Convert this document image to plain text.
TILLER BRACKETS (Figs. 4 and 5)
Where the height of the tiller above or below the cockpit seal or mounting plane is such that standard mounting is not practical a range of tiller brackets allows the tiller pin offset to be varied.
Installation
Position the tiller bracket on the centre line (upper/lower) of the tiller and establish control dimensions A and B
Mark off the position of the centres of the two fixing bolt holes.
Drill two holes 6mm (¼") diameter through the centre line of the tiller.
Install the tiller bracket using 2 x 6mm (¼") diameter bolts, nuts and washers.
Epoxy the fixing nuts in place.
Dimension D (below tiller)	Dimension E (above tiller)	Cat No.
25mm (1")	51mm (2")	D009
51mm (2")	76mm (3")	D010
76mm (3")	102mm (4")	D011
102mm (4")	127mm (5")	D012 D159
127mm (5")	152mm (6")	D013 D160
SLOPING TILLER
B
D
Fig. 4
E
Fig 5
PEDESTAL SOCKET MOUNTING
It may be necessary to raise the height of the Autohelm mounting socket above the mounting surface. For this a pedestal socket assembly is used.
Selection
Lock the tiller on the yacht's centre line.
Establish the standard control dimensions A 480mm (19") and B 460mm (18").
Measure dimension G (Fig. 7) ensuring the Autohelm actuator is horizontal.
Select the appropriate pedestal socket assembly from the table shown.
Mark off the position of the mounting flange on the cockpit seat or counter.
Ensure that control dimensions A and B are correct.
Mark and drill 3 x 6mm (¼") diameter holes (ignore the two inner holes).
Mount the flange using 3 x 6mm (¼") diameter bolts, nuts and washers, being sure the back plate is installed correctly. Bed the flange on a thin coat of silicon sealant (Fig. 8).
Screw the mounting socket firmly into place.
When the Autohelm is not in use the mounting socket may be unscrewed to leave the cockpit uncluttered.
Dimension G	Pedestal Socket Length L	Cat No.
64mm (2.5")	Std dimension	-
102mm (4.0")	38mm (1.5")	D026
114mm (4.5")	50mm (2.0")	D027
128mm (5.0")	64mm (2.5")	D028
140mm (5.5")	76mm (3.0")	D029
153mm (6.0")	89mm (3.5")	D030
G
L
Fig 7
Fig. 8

#####

→ Brief: List the lines of the records where "Mark" occurs.

→ Solution:
Mark off the position of the centres of the two fixing bolt holes.
Mark off the position of the mounting flange on the cockpit seat or counter.
Mark and drill 3 x 6mm (¼") diameter holes (ignore the two inner holes).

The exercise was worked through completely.